**EXTRACTED MATERIAL**
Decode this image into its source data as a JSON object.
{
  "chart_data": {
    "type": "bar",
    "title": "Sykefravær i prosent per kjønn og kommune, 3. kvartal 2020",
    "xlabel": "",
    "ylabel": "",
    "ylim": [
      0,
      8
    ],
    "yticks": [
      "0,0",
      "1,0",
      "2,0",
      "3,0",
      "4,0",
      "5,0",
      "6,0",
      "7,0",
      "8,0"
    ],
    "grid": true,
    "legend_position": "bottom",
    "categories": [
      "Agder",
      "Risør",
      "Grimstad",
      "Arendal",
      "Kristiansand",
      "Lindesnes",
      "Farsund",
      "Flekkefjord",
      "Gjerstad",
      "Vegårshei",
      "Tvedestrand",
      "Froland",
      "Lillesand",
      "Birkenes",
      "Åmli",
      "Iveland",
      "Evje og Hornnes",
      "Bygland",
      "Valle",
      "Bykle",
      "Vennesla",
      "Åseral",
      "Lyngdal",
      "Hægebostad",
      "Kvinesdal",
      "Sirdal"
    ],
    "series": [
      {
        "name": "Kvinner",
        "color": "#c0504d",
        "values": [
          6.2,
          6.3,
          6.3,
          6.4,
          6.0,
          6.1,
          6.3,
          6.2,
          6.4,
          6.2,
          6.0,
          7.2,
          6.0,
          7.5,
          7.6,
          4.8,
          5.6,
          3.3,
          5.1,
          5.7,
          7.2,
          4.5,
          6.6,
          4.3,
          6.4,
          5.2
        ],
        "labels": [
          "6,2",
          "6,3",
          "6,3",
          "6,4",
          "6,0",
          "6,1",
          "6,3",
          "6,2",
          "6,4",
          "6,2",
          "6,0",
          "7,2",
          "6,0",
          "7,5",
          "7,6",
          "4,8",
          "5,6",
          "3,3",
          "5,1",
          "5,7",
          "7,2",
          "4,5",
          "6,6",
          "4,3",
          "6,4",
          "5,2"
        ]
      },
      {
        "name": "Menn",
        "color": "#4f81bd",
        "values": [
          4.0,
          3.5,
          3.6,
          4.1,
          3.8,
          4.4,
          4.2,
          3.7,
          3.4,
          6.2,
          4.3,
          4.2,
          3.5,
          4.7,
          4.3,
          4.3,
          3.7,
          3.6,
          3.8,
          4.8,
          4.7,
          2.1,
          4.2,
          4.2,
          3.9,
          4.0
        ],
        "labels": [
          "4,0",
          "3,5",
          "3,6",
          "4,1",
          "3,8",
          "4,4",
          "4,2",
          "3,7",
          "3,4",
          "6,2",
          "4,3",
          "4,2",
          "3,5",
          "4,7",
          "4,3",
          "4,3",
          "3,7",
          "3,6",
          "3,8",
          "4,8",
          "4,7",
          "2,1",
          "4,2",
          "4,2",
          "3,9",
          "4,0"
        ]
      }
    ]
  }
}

**DO THIS**
Reproduce each entry exactly, leaving out nothing.

**PROBLEM SOLUTION**
Decode this image into its source data as a JSON object.
{
  "chart_data": {
    "type": "bar",
    "title": "Sykefravær i prosent per kjønn og kommune, 3. kvartal 2020",
    "xlabel": "",
    "ylabel": "",
    "ylim": [
      0,
      8
    ],
    "yticks": [
      "0,0",
      "1,0",
      "2,0",
      "3,0",
      "4,0",
      "5,0",
      "6,0",
      "7,0",
      "8,0"
    ],
    "grid": true,
    "legend_position": "bottom",
    "categories": [
      "Agder",
      "Risør",
      "Grimstad",
      "Arendal",
      "Kristiansand",
      "Lindesnes",
      "Farsund",
      "Flekkefjord",
      "Gjerstad",
      "Vegårshei",
      "Tvedestrand",
      "Froland",
      "Lillesand",
      "Birkenes",
      "Åmli",
      "Iveland",
      "Evje og Hornnes",
      "Bygland",
      "Valle",
      "Bykle",
      "Vennesla",
      "Åseral",
      "Lyngdal",
      "Hægebostad",
      "Kvinesdal",
      "Sirdal"
    ],
    "series": [
      {
        "name": "Kvinner",
        "color": "#c0504d",
        "values": [
          6.2,
          6.3,
          6.3,
          6.4,
          6.0,
          6.1,
          6.3,
          6.2,
          6.4,
          6.2,
          6.0,
          7.2,
          6.0,
          7.5,
          7.6,
          4.8,
          5.6,
          3.3,
          5.1,
          5.7,
          7.2,
          4.5,
          6.6,
          4.3,
          6.4,
          5.2
        ],
        "labels": [
          "6,2",
          "6,3",
          "6,3",
          "6,4",
          "6,0",
          "6,1",
          "6,3",
          "6,2",
          "6,4",
          "6,2",
          "6,0",
          "7,2",
          "6,0",
          "7,5",
          "7,6",
          "4,8",
          "5,6",
          "3,3",
          "5,1",
          "5,7",
          "7,2",
          "4,5",
          "6,6",
          "4,3",
          "6,4",
          "5,2"
        ]
      },
      {
        "name": "Menn",
        "color": "#4f81bd",
        "values": [
          4.0,
          3.5,
          3.6,
          4.1,
          3.8,
          4.4,
          4.2,
          3.7,
          3.4,
          6.2,
          4.3,
          4.2,
          3.5,
          4.7,
          4.3,
          4.3,
          3.7,
          3.6,
          3.8,
          4.8,
          4.7,
          2.1,
          4.2,
          4.2,
          3.9,
          4.0
        ],
        "labels": [
          "4,0",
          "3,5",
          "3,6",
          "4,1",
          "3,8",
          "4,4",
          "4,2",
          "3,7",
          "3,4",
          "6,2",
          "4,3",
          "4,2",
          "3,5",
          "4,7",
          "4,3",
          "4,3",
          "3,7",
          "3,6",
          "3,8",
          "4,8",
          "4,7",
          "2,1",
          "4,2",
          "4,2",
          "3,9",
          "4,0"
        ]
      }
    ]
  }
}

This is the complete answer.